◆ **Objective**: Can you output the records below exactly as they are written?
--------------------------------------------------
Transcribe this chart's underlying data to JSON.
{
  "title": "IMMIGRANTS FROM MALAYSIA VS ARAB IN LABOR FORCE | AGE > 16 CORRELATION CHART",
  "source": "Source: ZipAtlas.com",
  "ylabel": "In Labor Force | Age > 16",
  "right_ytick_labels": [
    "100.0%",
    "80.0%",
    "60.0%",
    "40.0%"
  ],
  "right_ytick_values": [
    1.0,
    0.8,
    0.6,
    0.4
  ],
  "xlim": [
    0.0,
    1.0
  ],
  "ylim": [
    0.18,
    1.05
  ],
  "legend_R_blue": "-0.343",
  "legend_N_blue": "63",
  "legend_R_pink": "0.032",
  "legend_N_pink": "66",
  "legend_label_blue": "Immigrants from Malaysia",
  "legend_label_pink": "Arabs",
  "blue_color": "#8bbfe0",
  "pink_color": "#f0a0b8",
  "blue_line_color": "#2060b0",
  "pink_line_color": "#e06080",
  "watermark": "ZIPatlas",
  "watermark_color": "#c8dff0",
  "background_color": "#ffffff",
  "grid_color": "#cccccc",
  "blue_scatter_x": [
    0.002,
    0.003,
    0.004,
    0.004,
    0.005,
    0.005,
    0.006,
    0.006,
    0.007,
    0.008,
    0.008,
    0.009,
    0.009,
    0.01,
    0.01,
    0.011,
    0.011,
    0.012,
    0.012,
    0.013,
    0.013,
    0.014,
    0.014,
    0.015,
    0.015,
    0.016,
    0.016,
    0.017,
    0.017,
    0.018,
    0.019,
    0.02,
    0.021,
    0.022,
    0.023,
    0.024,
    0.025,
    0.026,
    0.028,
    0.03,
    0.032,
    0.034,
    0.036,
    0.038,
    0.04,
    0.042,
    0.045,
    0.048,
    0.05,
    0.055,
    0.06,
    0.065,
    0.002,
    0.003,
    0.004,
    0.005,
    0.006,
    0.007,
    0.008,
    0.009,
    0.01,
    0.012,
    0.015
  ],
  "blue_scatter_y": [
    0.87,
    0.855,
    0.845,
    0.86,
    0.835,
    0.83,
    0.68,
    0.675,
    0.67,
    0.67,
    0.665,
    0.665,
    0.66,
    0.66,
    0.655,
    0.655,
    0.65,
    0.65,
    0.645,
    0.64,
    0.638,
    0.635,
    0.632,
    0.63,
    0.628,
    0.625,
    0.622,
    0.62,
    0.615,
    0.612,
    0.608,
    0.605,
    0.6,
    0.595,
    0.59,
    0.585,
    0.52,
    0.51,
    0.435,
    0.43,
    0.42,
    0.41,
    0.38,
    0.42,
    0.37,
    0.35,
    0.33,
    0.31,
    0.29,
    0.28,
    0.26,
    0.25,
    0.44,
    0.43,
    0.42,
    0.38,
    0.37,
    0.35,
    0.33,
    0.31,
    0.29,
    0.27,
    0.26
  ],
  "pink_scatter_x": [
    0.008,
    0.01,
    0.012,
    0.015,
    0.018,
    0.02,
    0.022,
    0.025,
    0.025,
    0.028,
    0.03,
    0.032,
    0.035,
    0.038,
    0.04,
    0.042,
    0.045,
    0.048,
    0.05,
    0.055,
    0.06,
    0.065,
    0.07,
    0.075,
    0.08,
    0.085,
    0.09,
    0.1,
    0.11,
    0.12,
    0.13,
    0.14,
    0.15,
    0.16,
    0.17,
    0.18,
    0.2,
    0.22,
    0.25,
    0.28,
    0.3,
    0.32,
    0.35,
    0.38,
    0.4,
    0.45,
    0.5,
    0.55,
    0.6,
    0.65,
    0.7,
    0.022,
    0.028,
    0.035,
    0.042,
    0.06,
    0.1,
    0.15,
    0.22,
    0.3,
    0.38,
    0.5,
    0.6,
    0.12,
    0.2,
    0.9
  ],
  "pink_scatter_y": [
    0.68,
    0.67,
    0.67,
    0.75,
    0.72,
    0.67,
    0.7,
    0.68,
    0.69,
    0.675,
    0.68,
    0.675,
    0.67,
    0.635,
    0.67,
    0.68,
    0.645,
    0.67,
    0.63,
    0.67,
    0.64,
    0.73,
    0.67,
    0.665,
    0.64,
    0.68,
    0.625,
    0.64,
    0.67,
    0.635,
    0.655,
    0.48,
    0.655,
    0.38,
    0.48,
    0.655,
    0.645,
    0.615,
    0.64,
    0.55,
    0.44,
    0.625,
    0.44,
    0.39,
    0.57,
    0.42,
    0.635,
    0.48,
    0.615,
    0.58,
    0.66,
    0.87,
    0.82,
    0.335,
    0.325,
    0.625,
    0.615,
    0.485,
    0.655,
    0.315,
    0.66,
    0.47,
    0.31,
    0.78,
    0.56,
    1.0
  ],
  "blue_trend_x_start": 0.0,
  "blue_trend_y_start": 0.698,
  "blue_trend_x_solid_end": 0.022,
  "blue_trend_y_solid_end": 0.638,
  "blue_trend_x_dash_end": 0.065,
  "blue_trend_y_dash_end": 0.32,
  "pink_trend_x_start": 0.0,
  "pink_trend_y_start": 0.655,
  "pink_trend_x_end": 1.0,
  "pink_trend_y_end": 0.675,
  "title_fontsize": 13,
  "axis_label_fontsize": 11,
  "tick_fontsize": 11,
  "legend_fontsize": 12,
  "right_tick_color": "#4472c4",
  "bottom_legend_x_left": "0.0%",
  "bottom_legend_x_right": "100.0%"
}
--------------------------------------------------
◆ **The result**:
Transcribe this chart's underlying data to JSON.
{
  "title": "IMMIGRANTS FROM MALAYSIA VS ARAB IN LABOR FORCE | AGE > 16 CORRELATION CHART",
  "source": "Source: ZipAtlas.com",
  "ylabel": "In Labor Force | Age > 16",
  "right_ytick_labels": [
    "100.0%",
    "80.0%",
    "60.0%",
    "40.0%"
  ],
  "right_ytick_values": [
    1.0,
    0.8,
    0.6,
    0.4
  ],
  "xlim": [
    0.0,
    1.0
  ],
  "ylim": [
    0.18,
    1.05
  ],
  "legend_R_blue": "-0.343",
  "legend_N_blue": "63",
  "legend_R_pink": "0.032",
  "legend_N_pink": "66",
  "legend_label_blue": "Immigrants from Malaysia",
  "legend_label_pink": "Arabs",
  "blue_color": "#8bbfe0",
  "pink_color": "#f0a0b8",
  "blue_line_color": "#2060b0",
  "pink_line_color": "#e06080",
  "watermark": "ZIPatlas",
  "watermark_color": "#c8dff0",
  "background_color": "#ffffff",
  "grid_color": "#cccccc",
  "blue_scatter_x": [
    0.002,
    0.003,
    0.004,
    0.004,
    0.005,
    0.005,
    0.006,
    0.006,
    0.007,
    0.008,
    0.008,
    0.009,
    0.009,
    0.01,
    0.01,
    0.011,
    0.011,
    0.012,
    0.012,
    0.013,
    0.013,
    0.014,
    0.014,
    0.015,
    0.015,
    0.016,
    0.016,
    0.017,
    0.017,
    0.018,
    0.019,
    0.02,
    0.021,
    0.022,
    0.023,
    0.024,
    0.025,
    0.026,
    0.028,
    0.03,
    0.032,
    0.034,
    0.036,
    0.038,
    0.04,
    0.042,
    0.045,
    0.048,
    0.05,
    0.055,
    0.06,
    0.065,
    0.002,
    0.003,
    0.004,
    0.005,
    0.006,
    0.007,
    0.008,
    0.009,
    0.01,
    0.012,
    0.015
  ],
  "blue_scatter_y": [
    0.87,
    0.855,
    0.845,
    0.86,
    0.835,
    0.83,
    0.68,
    0.675,
    0.67,
    0.67,
    0.665,
    0.665,
    0.66,
    0.66,
    0.655,
    0.655,
    0.65,
    0.65,
    0.645,
    0.64,
    0.638,
    0.635,
    0.632,
    0.63,
    0.628,
    0.625,
    0.622,
    0.62,
    0.615,
    0.612,
    0.608,
    0.605,
    0.6,
    0.595,
    0.59,
    0.585,
    0.52,
    0.51,
    0.435,
    0.43,
    0.42,
    0.41,
    0.38,
    0.42,
    0.37,
    0.35,
    0.33,
    0.31,
    0.29,
    0.28,
    0.26,
    0.25,
    0.44,
    0.43,
    0.42,
    0.38,
    0.37,
    0.35,
    0.33,
    0.31,
    0.29,
    0.27,
    0.26
  ],
  "pink_scatter_x": [
    0.008,
    0.01,
    0.012,
    0.015,
    0.018,
    0.02,
    0.022,
    0.025,
    0.025,
    0.028,
    0.03,
    0.032,
    0.035,
    0.038,
    0.04,
    0.042,
    0.045,
    0.048,
    0.05,
    0.055,
    0.06,
    0.065,
    0.07,
    0.075,
    0.08,
    0.085,
    0.09,
    0.1,
    0.11,
    0.12,
    0.13,
    0.14,
    0.15,
    0.16,
    0.17,
    0.18,
    0.2,
    0.22,
    0.25,
    0.28,
    0.3,
    0.32,
    0.35,
    0.38,
    0.4,
    0.45,
    0.5,
    0.55,
    0.6,
    0.65,
    0.7,
    0.022,
    0.028,
    0.035,
    0.042,
    0.06,
    0.1,
    0.15,
    0.22,
    0.3,
    0.38,
    0.5,
    0.6,
    0.12,
    0.2,
    0.9
  ],
  "pink_scatter_y": [
    0.68,
    0.67,
    0.67,
    0.75,
    0.72,
    0.67,
    0.7,
    0.68,
    0.69,
    0.675,
    0.68,
    0.675,
    0.67,
    0.635,
    0.67,
    0.68,
    0.645,
    0.67,
    0.63,
    0.67,
    0.64,
    0.73,
    0.67,
    0.665,
    0.64,
    0.68,
    0.625,
    0.64,
    0.67,
    0.635,
    0.655,
    0.48,
    0.655,
    0.38,
    0.48,
    0.655,
    0.645,
    0.615,
    0.64,
    0.55,
    0.44,
    0.625,
    0.44,
    0.39,
    0.57,
    0.42,
    0.635,
    0.48,
    0.615,
    0.58,
    0.66,
    0.87,
    0.82,
    0.335,
    0.325,
    0.625,
    0.615,
    0.485,
    0.655,
    0.315,
    0.66,
    0.47,
    0.31,
    0.78,
    0.56,
    1.0
  ],
  "blue_trend_x_start": 0.0,
  "blue_trend_y_start": 0.698,
  "blue_trend_x_solid_end": 0.022,
  "blue_trend_y_solid_end": 0.638,
  "blue_trend_x_dash_end": 0.065,
  "blue_trend_y_dash_end": 0.32,
  "pink_trend_x_start": 0.0,
  "pink_trend_y_start": 0.655,
  "pink_trend_x_end": 1.0,
  "pink_trend_y_end": 0.675,
  "title_fontsize": 13,
  "axis_label_fontsize": 11,
  "tick_fontsize": 11,
  "legend_fontsize": 12,
  "right_tick_color": "#4472c4",
  "bottom_legend_x_left": "0.0%",
  "bottom_legend_x_right": "100.0%"
}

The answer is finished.